Given exercise »
Gather all lines in the entries that include the word "JSON".

══ Input for this task

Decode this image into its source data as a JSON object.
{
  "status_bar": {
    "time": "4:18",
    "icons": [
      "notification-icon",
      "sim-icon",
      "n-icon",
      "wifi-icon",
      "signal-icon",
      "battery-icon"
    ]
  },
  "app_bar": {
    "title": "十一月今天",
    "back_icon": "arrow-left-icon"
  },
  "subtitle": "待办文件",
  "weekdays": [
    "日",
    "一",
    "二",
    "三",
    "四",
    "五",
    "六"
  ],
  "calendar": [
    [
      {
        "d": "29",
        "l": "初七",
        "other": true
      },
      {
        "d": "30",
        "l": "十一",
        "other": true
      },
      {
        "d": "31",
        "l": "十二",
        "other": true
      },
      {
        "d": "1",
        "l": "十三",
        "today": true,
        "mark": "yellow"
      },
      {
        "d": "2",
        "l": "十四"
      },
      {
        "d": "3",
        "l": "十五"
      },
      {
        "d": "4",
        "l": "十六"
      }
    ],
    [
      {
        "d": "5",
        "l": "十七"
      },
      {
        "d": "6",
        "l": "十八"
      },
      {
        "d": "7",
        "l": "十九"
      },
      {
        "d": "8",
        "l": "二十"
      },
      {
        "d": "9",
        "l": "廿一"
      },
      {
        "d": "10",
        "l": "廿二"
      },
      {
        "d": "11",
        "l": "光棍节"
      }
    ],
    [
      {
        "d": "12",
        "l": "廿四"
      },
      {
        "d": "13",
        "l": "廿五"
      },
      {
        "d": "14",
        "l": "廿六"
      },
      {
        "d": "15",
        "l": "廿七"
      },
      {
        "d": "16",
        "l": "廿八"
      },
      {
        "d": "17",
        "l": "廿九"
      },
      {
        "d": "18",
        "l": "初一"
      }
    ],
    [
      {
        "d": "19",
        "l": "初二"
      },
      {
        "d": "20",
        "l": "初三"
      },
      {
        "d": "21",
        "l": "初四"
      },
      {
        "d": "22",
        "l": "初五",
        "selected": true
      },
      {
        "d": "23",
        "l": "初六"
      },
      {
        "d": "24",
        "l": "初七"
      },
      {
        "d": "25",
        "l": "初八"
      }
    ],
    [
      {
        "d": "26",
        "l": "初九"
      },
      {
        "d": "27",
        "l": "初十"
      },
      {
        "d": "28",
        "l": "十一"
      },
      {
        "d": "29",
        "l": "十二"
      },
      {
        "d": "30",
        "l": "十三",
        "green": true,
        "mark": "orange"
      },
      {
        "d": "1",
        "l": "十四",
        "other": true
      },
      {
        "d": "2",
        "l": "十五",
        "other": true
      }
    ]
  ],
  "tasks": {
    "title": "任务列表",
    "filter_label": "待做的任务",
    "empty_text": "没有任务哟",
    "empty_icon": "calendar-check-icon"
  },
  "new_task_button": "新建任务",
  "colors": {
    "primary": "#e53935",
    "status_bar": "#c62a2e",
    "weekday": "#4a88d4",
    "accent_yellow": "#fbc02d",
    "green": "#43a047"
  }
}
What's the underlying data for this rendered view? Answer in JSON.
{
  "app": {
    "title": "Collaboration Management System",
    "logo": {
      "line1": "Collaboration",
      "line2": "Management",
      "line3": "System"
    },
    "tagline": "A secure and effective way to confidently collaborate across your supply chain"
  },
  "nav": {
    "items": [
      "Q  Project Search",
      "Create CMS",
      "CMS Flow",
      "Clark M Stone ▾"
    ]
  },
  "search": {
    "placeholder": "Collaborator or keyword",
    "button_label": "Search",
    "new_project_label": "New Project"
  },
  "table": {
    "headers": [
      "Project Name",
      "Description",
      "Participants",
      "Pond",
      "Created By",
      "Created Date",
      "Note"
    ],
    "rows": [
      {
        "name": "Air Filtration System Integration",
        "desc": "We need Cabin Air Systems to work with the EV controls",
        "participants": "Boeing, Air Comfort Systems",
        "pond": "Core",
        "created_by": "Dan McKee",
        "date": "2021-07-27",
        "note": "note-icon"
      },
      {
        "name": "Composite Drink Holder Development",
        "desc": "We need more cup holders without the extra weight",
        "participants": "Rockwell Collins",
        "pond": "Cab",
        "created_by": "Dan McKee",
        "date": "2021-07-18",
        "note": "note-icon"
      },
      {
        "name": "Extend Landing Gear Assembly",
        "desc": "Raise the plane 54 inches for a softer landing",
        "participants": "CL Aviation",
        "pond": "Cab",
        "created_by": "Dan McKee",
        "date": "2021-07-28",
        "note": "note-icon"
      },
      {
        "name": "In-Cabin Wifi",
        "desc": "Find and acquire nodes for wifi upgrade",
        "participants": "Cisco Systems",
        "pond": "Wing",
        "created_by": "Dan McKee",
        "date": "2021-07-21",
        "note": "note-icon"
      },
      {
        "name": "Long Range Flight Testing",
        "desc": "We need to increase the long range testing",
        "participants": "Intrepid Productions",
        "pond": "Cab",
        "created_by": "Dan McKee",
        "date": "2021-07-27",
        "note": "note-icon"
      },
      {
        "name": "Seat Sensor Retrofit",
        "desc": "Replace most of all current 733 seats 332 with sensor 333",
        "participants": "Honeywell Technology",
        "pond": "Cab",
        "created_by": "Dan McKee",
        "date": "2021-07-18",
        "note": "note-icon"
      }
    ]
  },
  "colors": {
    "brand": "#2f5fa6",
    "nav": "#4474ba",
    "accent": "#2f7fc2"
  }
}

════

Solved problem »
Decode this image into its source data as a JSON object.
What's the underlying data for this rendered view? Answer in JSON.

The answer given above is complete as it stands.